(Data extracted from a collection)

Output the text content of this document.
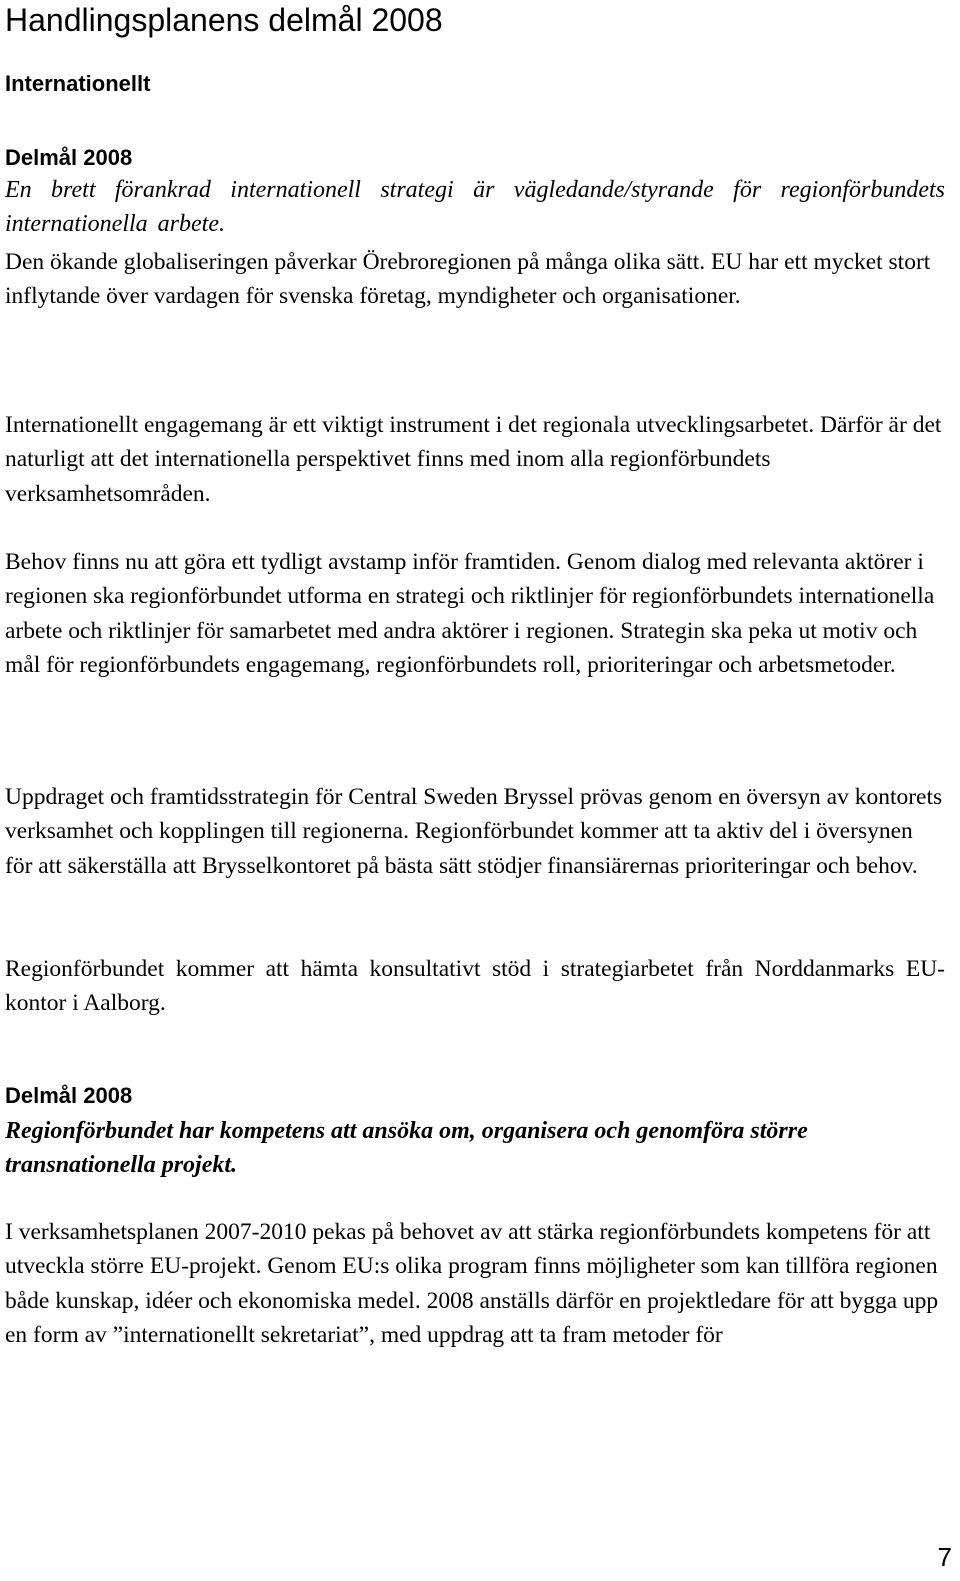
Handlingsplanens delmål 2008

Internationellt

Delmål 2008

En brett förankrad internationell strategi är vägledande/styrande för regionförbundets internationella arbete.

Den ökande globaliseringen påverkar Örebroregionen på många olika sätt. EU har ett mycket stort inflytande över vardagen för svenska företag, myndigheter och organisationer.

Internationellt engagemang är ett viktigt instrument i det regionala utvecklingsarbetet. Därför är det naturligt att det internationella perspektivet finns med inom alla regionförbundets verksamhetsområden.

Behov finns nu att göra ett tydligt avstamp inför framtiden. Genom dialog med relevanta aktörer i regionen ska regionförbundet utforma en strategi och riktlinjer för regionförbundets internationella arbete och riktlinjer för samarbetet med andra aktörer i regionen. Strategin ska peka ut motiv och mål för regionförbundets engagemang, regionförbundets roll, prioriteringar och arbetsmetoder.

Uppdraget och framtidsstrategin för Central Sweden Bryssel prövas genom en översyn av kontorets verksamhet och kopplingen till regionerna. Regionförbundet kommer att ta aktiv del i översynen för att säkerställa att Brysselkontoret på bästa sätt stödjer finansiärernas prioriteringar och behov.

Regionförbundet kommer att hämta konsultativt stöd i strategiarbetet från Norddanmarks EU-kontor i Aalborg.

Delmål 2008

Regionförbundet har kompetens att ansöka om, organisera och genomföra större transnationella projekt.

I verksamhetsplanen 2007-2010 pekas på behovet av att stärka regionförbundets kompetens för att utveckla större EU-projekt. Genom EU:s olika program finns möjligheter som kan tillföra regionen både kunskap, idéer och ekonomiska medel. 2008 anställs därför en projektledare för att bygga upp en form av ”internationellt sekretariat”, med uppdrag att ta fram metoder för

7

## Exercise instructions
The answer must be a single number: the count of lines in the records above that contain the word "större".

## Answer space
2